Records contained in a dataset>
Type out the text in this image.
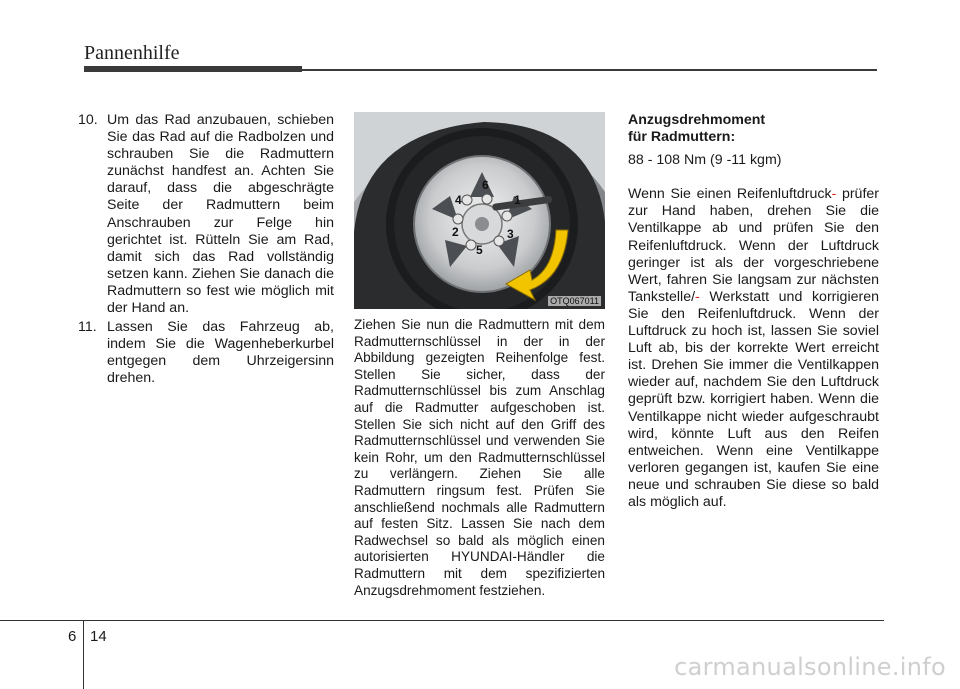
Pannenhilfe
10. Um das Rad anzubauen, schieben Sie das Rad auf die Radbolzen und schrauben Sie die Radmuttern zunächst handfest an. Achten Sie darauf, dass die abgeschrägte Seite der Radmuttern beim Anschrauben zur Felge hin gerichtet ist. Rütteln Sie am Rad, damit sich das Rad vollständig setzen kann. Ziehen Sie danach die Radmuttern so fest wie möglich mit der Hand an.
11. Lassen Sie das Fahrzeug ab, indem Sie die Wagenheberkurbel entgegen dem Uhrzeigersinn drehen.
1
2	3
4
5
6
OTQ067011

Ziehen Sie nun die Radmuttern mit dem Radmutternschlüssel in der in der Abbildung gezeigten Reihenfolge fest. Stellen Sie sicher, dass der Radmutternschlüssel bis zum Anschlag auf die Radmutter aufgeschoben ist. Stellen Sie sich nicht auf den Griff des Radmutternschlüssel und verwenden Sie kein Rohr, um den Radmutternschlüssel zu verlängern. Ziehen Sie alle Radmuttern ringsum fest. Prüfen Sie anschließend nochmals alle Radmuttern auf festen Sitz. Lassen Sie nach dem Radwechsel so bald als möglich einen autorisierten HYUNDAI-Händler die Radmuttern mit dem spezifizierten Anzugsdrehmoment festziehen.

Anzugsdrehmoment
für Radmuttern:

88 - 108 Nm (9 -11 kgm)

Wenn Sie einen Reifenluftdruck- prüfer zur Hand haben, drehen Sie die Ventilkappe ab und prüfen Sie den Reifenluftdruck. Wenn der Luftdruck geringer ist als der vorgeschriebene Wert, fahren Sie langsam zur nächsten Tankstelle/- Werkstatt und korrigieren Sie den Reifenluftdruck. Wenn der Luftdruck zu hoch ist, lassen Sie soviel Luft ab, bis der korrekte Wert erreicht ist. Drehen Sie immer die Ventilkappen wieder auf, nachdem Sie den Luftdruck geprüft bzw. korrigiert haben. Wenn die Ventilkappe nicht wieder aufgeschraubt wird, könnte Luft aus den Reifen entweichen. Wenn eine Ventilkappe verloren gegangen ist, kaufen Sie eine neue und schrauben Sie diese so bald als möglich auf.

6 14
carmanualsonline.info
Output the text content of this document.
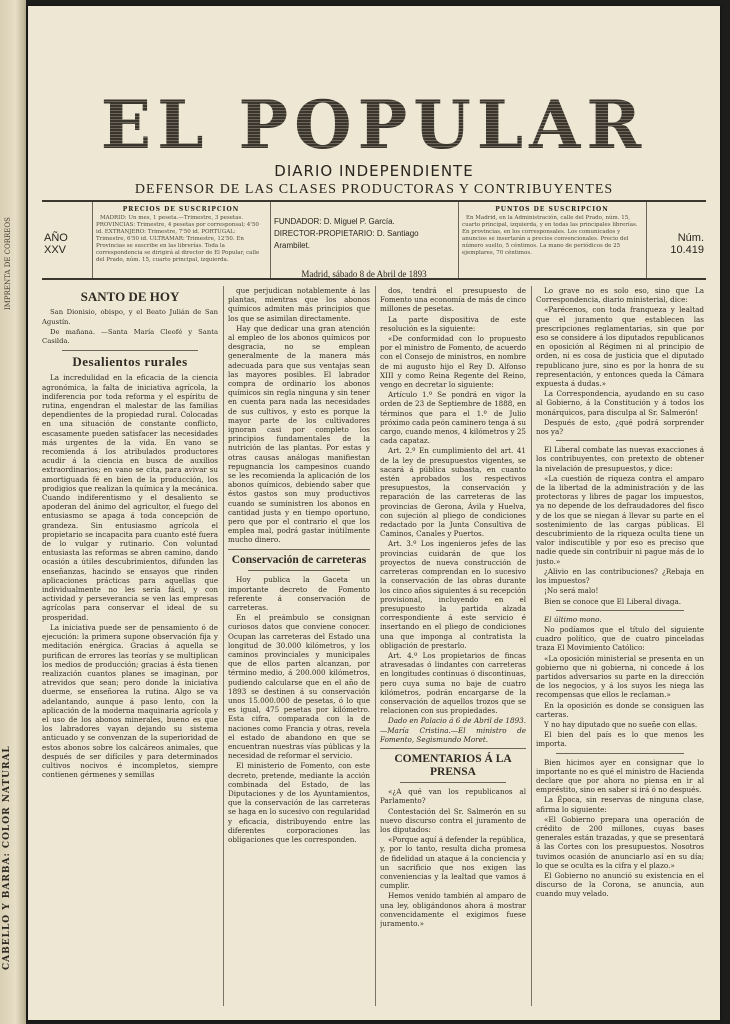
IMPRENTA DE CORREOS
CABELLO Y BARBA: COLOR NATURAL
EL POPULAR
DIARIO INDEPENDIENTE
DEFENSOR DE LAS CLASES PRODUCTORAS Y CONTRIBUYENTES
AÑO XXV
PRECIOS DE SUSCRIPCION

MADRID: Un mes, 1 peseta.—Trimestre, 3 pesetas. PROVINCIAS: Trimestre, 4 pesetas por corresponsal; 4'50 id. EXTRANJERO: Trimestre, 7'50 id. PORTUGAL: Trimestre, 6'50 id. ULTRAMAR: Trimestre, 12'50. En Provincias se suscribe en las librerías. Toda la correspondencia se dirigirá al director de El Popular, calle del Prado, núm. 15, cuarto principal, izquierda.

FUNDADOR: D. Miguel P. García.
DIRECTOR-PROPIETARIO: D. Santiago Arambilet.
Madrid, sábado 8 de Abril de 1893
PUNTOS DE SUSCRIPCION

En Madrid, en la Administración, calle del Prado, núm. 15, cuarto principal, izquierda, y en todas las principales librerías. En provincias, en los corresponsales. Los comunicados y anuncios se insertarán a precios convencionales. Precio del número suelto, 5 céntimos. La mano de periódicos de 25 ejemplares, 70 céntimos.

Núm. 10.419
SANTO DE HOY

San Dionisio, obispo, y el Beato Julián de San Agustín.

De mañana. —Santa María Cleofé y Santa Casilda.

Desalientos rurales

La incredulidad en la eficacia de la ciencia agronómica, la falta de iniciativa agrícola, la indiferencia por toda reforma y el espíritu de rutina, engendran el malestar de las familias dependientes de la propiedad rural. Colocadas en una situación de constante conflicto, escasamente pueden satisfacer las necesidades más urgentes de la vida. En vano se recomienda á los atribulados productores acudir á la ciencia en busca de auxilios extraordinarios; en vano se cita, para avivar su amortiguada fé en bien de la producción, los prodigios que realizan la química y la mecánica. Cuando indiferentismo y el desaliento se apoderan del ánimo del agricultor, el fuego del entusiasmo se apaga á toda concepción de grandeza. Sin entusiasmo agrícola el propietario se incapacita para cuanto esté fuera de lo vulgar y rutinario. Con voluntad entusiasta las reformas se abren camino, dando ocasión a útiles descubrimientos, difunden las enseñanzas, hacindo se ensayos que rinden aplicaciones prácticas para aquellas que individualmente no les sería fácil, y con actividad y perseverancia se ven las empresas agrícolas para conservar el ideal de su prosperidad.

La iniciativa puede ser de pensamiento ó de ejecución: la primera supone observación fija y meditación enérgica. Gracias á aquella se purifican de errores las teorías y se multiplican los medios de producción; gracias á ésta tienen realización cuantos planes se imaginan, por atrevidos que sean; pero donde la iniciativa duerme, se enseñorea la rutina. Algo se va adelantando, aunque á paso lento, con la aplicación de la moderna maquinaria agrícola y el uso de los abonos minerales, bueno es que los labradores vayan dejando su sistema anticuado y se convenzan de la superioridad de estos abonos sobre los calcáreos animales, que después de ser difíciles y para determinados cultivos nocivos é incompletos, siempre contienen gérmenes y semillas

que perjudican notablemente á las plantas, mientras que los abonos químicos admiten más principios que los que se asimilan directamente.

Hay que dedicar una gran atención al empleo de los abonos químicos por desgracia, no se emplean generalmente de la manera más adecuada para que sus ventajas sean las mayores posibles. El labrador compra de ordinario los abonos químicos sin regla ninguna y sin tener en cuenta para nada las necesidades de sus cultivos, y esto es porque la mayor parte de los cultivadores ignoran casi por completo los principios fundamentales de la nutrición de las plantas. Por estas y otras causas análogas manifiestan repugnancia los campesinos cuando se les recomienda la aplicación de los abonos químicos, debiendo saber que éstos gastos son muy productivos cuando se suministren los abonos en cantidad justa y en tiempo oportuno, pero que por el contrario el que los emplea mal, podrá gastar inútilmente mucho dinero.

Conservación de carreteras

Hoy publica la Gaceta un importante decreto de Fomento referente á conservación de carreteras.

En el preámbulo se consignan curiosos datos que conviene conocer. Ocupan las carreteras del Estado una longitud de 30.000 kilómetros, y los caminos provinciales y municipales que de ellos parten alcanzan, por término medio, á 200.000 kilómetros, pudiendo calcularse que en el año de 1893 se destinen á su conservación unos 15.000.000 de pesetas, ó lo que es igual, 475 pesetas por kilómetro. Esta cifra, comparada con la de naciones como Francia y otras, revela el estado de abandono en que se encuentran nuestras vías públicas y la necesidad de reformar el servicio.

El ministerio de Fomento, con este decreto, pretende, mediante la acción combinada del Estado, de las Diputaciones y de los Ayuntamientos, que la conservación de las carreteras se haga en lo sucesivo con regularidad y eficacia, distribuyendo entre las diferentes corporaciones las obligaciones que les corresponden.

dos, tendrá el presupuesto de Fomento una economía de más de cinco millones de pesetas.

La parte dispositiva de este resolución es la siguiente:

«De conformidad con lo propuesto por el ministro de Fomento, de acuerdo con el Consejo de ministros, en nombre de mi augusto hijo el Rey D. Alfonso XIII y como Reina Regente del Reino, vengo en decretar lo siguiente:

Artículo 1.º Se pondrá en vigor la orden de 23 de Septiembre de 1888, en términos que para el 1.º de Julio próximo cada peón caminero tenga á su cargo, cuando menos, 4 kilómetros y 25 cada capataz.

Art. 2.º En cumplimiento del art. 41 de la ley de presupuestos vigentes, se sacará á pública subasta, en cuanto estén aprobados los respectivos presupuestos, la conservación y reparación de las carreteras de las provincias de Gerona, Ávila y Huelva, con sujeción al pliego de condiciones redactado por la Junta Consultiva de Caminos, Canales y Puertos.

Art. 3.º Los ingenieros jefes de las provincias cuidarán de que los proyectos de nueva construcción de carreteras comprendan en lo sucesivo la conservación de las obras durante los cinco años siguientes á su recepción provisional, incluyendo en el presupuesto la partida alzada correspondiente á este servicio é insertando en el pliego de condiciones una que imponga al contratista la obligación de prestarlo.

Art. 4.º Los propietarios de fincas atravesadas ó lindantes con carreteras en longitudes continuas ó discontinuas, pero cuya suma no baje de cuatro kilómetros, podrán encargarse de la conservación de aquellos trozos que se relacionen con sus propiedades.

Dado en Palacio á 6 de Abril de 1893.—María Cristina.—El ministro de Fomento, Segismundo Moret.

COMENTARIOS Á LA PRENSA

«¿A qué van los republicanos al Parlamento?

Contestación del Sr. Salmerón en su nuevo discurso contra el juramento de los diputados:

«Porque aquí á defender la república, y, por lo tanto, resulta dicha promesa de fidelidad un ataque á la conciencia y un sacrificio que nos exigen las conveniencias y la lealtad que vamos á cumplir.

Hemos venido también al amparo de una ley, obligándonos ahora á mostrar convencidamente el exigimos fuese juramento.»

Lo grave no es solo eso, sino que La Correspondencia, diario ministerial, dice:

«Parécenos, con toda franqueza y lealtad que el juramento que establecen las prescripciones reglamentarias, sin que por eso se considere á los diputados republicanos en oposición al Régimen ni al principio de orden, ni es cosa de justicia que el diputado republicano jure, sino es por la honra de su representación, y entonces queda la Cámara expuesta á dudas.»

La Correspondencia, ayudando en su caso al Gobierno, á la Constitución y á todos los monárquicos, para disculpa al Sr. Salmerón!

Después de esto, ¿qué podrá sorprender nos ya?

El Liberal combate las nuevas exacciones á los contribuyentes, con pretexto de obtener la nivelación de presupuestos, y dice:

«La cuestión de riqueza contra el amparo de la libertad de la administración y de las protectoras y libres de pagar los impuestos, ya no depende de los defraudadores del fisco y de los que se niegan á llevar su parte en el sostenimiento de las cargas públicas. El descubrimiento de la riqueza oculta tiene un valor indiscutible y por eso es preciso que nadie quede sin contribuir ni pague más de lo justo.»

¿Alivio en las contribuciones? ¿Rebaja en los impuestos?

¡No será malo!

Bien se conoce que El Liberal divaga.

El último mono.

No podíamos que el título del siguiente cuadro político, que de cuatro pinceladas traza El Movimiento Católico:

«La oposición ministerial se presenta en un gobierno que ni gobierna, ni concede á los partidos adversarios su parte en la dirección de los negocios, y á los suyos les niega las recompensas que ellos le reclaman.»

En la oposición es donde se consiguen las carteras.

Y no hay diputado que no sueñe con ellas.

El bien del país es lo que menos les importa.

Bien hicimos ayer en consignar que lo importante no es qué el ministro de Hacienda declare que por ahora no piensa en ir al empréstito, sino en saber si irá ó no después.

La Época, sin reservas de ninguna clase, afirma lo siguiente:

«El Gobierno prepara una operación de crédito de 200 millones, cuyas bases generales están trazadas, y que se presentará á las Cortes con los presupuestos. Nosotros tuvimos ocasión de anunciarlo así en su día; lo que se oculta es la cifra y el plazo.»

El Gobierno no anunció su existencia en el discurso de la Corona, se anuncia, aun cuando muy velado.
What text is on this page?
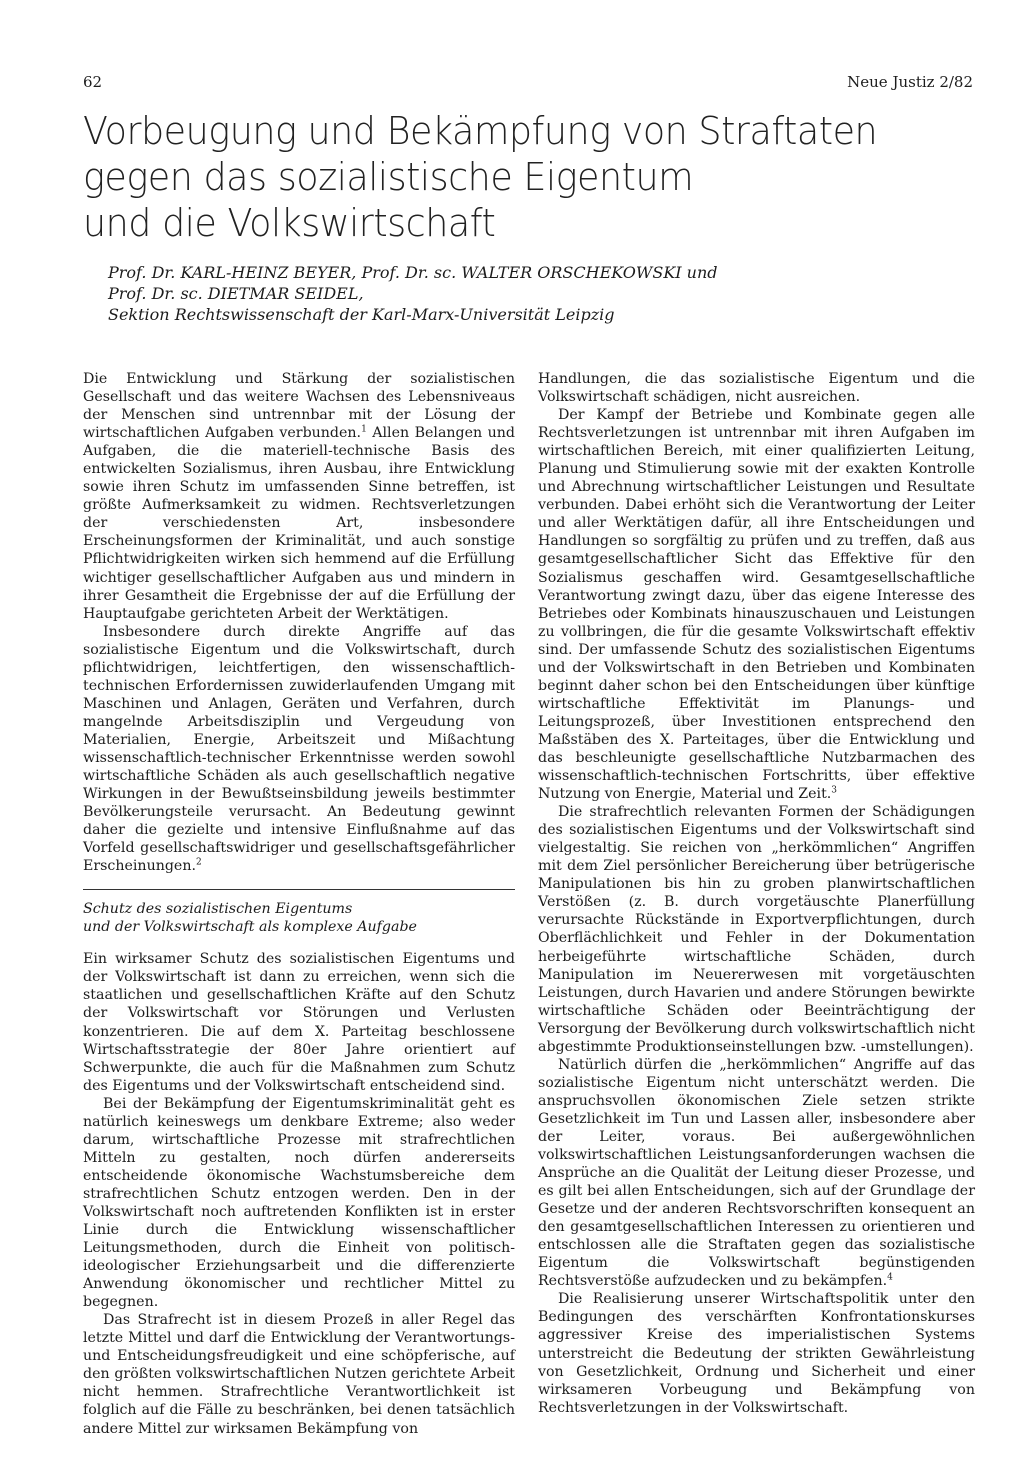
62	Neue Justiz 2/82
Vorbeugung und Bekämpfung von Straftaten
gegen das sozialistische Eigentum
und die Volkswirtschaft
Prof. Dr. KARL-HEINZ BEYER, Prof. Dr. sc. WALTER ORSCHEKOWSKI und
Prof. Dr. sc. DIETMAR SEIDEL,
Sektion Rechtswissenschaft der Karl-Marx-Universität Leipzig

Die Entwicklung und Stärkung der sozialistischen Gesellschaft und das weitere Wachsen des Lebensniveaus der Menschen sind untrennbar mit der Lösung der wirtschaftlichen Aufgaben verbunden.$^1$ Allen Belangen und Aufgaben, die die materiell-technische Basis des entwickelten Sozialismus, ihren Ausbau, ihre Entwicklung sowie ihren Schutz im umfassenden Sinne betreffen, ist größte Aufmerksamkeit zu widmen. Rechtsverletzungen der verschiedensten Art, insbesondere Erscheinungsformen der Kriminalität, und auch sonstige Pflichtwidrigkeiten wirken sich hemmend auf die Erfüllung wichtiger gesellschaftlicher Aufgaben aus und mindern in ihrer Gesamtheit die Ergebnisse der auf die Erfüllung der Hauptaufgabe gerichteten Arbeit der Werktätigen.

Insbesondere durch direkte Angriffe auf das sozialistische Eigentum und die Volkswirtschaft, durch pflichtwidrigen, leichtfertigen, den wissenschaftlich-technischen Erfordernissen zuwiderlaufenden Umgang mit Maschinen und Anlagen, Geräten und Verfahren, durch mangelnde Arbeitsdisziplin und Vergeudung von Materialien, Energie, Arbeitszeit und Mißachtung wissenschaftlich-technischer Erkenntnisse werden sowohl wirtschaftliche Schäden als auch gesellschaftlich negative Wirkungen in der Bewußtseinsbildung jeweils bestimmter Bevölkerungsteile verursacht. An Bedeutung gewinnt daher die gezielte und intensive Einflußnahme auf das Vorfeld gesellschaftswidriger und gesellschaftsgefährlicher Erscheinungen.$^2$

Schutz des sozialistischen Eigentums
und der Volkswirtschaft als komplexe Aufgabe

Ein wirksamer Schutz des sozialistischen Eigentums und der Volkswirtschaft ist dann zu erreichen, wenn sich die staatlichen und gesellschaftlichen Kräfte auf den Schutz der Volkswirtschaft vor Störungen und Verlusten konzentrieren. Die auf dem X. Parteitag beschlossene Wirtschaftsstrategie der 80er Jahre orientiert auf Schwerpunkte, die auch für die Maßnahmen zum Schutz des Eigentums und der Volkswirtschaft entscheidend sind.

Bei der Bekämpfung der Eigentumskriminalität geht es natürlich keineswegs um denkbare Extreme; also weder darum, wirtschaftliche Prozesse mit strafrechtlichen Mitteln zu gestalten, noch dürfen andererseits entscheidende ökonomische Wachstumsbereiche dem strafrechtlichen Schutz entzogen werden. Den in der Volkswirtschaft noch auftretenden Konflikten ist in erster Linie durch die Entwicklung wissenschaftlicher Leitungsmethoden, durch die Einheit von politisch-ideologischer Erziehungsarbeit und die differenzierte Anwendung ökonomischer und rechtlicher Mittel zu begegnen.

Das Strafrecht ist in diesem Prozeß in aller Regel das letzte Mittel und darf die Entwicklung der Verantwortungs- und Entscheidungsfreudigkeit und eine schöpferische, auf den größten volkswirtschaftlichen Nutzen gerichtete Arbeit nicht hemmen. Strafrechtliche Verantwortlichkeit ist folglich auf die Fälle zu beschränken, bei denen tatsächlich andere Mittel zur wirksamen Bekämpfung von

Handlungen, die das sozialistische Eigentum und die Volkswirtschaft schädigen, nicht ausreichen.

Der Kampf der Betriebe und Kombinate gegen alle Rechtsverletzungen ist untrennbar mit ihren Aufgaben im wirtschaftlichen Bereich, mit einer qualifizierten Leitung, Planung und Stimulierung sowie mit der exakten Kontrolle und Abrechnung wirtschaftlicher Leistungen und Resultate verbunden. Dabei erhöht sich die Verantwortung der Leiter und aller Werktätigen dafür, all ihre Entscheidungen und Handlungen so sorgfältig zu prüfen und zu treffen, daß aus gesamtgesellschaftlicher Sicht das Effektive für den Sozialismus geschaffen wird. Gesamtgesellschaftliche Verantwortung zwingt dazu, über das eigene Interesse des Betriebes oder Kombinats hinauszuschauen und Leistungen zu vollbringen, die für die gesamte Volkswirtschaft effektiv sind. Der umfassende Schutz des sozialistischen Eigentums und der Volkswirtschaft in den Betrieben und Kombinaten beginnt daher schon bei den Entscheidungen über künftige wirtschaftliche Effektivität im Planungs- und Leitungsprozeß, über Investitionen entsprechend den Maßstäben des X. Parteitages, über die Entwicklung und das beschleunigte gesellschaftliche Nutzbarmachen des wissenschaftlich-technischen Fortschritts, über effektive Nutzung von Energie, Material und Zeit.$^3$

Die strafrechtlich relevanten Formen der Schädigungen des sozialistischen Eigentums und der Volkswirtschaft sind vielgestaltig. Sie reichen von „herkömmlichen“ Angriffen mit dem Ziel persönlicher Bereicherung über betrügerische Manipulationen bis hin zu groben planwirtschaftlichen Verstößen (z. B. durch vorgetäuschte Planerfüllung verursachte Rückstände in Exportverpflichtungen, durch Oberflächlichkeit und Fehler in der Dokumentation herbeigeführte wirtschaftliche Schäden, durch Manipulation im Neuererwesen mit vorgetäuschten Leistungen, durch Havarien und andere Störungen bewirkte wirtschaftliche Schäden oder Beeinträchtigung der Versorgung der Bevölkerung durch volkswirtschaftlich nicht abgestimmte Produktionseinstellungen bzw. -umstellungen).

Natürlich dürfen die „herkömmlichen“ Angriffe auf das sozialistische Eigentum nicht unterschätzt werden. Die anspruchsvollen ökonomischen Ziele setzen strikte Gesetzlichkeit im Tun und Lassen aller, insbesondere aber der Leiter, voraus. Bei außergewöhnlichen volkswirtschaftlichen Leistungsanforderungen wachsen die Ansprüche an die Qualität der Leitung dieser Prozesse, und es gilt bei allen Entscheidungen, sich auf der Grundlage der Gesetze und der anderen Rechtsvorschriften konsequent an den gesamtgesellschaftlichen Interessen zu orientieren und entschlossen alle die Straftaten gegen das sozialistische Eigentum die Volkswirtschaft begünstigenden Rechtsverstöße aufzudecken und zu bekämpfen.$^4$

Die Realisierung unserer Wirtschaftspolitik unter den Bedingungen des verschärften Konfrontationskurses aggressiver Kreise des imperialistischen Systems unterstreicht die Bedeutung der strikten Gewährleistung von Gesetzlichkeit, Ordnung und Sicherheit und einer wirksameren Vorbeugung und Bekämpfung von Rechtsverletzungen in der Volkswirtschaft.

The task>
Report only a number: how many lines in the material above contain the string "cuatro".

Output for this exercise>
2